**GIVEN INSTRUCTION:** Read the data and repeat all of it exactly.

**Items from a figure collection:**
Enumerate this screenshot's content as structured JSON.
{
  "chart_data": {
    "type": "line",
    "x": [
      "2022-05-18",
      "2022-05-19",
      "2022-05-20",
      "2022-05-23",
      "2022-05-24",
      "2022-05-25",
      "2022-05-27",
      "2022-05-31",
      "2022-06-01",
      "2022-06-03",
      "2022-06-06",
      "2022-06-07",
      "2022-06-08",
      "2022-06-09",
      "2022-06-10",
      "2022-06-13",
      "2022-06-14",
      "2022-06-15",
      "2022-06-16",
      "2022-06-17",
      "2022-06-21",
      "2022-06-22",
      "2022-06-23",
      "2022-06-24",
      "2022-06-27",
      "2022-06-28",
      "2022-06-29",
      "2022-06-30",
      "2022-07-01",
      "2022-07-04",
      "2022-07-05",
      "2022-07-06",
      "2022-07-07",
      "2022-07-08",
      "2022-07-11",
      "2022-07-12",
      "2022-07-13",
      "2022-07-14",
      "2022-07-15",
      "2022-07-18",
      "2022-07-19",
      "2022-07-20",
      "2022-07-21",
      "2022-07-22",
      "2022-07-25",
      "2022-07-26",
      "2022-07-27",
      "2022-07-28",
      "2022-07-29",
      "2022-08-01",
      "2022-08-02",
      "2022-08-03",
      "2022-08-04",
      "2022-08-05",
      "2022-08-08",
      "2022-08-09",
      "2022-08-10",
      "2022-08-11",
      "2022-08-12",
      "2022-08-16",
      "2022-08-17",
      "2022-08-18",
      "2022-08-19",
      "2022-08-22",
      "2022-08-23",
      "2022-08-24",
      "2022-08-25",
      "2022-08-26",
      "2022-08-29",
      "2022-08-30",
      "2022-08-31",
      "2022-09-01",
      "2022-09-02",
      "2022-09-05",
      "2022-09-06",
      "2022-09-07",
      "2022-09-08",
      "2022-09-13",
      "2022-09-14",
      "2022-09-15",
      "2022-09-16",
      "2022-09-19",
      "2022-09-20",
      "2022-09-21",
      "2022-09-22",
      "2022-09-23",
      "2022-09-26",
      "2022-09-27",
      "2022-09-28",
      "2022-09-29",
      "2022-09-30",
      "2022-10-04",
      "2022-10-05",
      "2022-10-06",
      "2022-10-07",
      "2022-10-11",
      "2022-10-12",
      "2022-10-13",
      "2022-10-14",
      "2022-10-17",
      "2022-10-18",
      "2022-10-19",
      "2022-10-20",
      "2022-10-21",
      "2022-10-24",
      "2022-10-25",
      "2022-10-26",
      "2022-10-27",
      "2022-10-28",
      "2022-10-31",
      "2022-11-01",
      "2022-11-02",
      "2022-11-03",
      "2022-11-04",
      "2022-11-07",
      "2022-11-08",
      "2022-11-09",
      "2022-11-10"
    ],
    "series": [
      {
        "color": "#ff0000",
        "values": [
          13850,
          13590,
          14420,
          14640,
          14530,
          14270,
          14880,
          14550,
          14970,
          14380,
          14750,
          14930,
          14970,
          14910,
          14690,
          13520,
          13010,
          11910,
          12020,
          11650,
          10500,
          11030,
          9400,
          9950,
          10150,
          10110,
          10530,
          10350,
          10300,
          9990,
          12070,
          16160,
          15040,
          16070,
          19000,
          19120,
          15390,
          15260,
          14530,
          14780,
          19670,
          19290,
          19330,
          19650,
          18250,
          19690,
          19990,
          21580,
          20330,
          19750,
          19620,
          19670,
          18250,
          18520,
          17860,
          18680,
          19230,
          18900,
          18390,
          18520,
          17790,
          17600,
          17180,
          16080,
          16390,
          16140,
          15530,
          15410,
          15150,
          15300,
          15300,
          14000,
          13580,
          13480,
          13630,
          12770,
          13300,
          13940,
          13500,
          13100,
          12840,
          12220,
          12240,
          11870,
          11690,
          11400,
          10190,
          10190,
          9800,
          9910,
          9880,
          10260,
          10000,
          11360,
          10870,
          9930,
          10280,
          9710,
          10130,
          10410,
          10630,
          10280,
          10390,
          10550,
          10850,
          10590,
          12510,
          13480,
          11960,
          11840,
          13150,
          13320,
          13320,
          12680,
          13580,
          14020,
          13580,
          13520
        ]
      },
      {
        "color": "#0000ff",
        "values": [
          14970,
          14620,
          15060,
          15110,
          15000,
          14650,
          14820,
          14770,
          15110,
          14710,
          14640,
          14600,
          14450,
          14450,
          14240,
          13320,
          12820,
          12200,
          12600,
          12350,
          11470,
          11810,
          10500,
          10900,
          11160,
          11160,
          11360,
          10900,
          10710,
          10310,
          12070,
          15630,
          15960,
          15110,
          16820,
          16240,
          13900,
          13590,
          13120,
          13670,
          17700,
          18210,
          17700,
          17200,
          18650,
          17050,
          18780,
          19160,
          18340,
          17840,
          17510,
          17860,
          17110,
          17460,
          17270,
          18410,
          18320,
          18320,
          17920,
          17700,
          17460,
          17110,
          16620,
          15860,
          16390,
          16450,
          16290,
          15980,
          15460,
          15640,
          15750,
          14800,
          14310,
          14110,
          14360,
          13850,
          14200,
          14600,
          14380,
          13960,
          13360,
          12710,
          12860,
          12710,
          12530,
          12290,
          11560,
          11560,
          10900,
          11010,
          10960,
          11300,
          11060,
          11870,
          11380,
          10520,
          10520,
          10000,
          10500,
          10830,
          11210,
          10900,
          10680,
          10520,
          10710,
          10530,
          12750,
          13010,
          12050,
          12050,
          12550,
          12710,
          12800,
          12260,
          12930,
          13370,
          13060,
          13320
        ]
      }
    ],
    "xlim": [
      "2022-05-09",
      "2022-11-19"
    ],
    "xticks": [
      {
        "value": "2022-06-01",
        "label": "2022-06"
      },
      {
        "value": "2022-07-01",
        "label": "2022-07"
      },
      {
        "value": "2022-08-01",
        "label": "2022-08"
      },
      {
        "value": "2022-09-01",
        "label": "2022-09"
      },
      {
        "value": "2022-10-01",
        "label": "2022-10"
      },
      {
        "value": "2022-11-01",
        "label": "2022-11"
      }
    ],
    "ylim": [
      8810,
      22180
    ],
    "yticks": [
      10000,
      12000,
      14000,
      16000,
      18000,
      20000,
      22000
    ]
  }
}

**RESULT OF THE EXERCISE:**
Enumerate this screenshot's content as structured JSON.
{
  "chart_data": {
    "type": "line",
    "x": [
      "2022-05-18",
      "2022-05-19",
      "2022-05-20",
      "2022-05-23",
      "2022-05-24",
      "2022-05-25",
      "2022-05-27",
      "2022-05-31",
      "2022-06-01",
      "2022-06-03",
      "2022-06-06",
      "2022-06-07",
      "2022-06-08",
      "2022-06-09",
      "2022-06-10",
      "2022-06-13",
      "2022-06-14",
      "2022-06-15",
      "2022-06-16",
      "2022-06-17",
      "2022-06-21",
      "2022-06-22",
      "2022-06-23",
      "2022-06-24",
      "2022-06-27",
      "2022-06-28",
      "2022-06-29",
      "2022-06-30",
      "2022-07-01",
      "2022-07-04",
      "2022-07-05",
      "2022-07-06",
      "2022-07-07",
      "2022-07-08",
      "2022-07-11",
      "2022-07-12",
      "2022-07-13",
      "2022-07-14",
      "2022-07-15",
      "2022-07-18",
      "2022-07-19",
      "2022-07-20",
      "2022-07-21",
      "2022-07-22",
      "2022-07-25",
      "2022-07-26",
      "2022-07-27",
      "2022-07-28",
      "2022-07-29",
      "2022-08-01",
      "2022-08-02",
      "2022-08-03",
      "2022-08-04",
      "2022-08-05",
      "2022-08-08",
      "2022-08-09",
      "2022-08-10",
      "2022-08-11",
      "2022-08-12",
      "2022-08-16",
      "2022-08-17",
      "2022-08-18",
      "2022-08-19",
      "2022-08-22",
      "2022-08-23",
      "2022-08-24",
      "2022-08-25",
      "2022-08-26",
      "2022-08-29",
      "2022-08-30",
      "2022-08-31",
      "2022-09-01",
      "2022-09-02",
      "2022-09-05",
      "2022-09-06",
      "2022-09-07",
      "2022-09-08",
      "2022-09-13",
      "2022-09-14",
      "2022-09-15",
      "2022-09-16",
      "2022-09-19",
      "2022-09-20",
      "2022-09-21",
      "2022-09-22",
      "2022-09-23",
      "2022-09-26",
      "2022-09-27",
      "2022-09-28",
      "2022-09-29",
      "2022-09-30",
      "2022-10-04",
      "2022-10-05",
      "2022-10-06",
      "2022-10-07",
      "2022-10-11",
      "2022-10-12",
      "2022-10-13",
      "2022-10-14",
      "2022-10-17",
      "2022-10-18",
      "2022-10-19",
      "2022-10-20",
      "2022-10-21",
      "2022-10-24",
      "2022-10-25",
      "2022-10-26",
      "2022-10-27",
      "2022-10-28",
      "2022-10-31",
      "2022-11-01",
      "2022-11-02",
      "2022-11-03",
      "2022-11-04",
      "2022-11-07",
      "2022-11-08",
      "2022-11-09",
      "2022-11-10"
    ],
    "series": [
      {
        "color": "#ff0000",
        "values": [
          13850,
          13590,
          14420,
          14640,
          14530,
          14270,
          14880,
          14550,
          14970,
          14380,
          14750,
          14930,
          14970,
          14910,
          14690,
          13520,
          13010,
          11910,
          12020,
          11650,
          10500,
          11030,
          9400,
          9950,
          10150,
          10110,
          10530,
          10350,
          10300,
          9990,
          12070,
          16160,
          15040,
          16070,
          19000,
          19120,
          15390,
          15260,
          14530,
          14780,
          19670,
          19290,
          19330,
          19650,
          18250,
          19690,
          19990,
          21580,
          20330,
          19750,
          19620,
          19670,
          18250,
          18520,
          17860,
          18680,
          19230,
          18900,
          18390,
          18520,
          17790,
          17600,
          17180,
          16080,
          16390,
          16140,
          15530,
          15410,
          15150,
          15300,
          15300,
          14000,
          13580,
          13480,
          13630,
          12770,
          13300,
          13940,
          13500,
          13100,
          12840,
          12220,
          12240,
          11870,
          11690,
          11400,
          10190,
          10190,
          9800,
          9910,
          9880,
          10260,
          10000,
          11360,
          10870,
          9930,
          10280,
          9710,
          10130,
          10410,
          10630,
          10280,
          10390,
          10550,
          10850,
          10590,
          12510,
          13480,
          11960,
          11840,
          13150,
          13320,
          13320,
          12680,
          13580,
          14020,
          13580,
          13520
        ]
      },
      {
        "color": "#0000ff",
        "values": [
          14970,
          14620,
          15060,
          15110,
          15000,
          14650,
          14820,
          14770,
          15110,
          14710,
          14640,
          14600,
          14450,
          14450,
          14240,
          13320,
          12820,
          12200,
          12600,
          12350,
          11470,
          11810,
          10500,
          10900,
          11160,
          11160,
          11360,
          10900,
          10710,
          10310,
          12070,
          15630,
          15960,
          15110,
          16820,
          16240,
          13900,
          13590,
          13120,
          13670,
          17700,
          18210,
          17700,
          17200,
          18650,
          17050,
          18780,
          19160,
          18340,
          17840,
          17510,
          17860,
          17110,
          17460,
          17270,
          18410,
          18320,
          18320,
          17920,
          17700,
          17460,
          17110,
          16620,
          15860,
          16390,
          16450,
          16290,
          15980,
          15460,
          15640,
          15750,
          14800,
          14310,
          14110,
          14360,
          13850,
          14200,
          14600,
          14380,
          13960,
          13360,
          12710,
          12860,
          12710,
          12530,
          12290,
          11560,
          11560,
          10900,
          11010,
          10960,
          11300,
          11060,
          11870,
          11380,
          10520,
          10520,
          10000,
          10500,
          10830,
          11210,
          10900,
          10680,
          10520,
          10710,
          10530,
          12750,
          13010,
          12050,
          12050,
          12550,
          12710,
          12800,
          12260,
          12930,
          13370,
          13060,
          13320
        ]
      }
    ],
    "xlim": [
      "2022-05-09",
      "2022-11-19"
    ],
    "xticks": [
      {
        "value": "2022-06-01",
        "label": "2022-06"
      },
      {
        "value": "2022-07-01",
        "label": "2022-07"
      },
      {
        "value": "2022-08-01",
        "label": "2022-08"
      },
      {
        "value": "2022-09-01",
        "label": "2022-09"
      },
      {
        "value": "2022-10-01",
        "label": "2022-10"
      },
      {
        "value": "2022-11-01",
        "label": "2022-11"
      }
    ],
    "ylim": [
      8810,
      22180
    ],
    "yticks": [
      10000,
      12000,
      14000,
      16000,
      18000,
      20000,
      22000
    ]
  }
}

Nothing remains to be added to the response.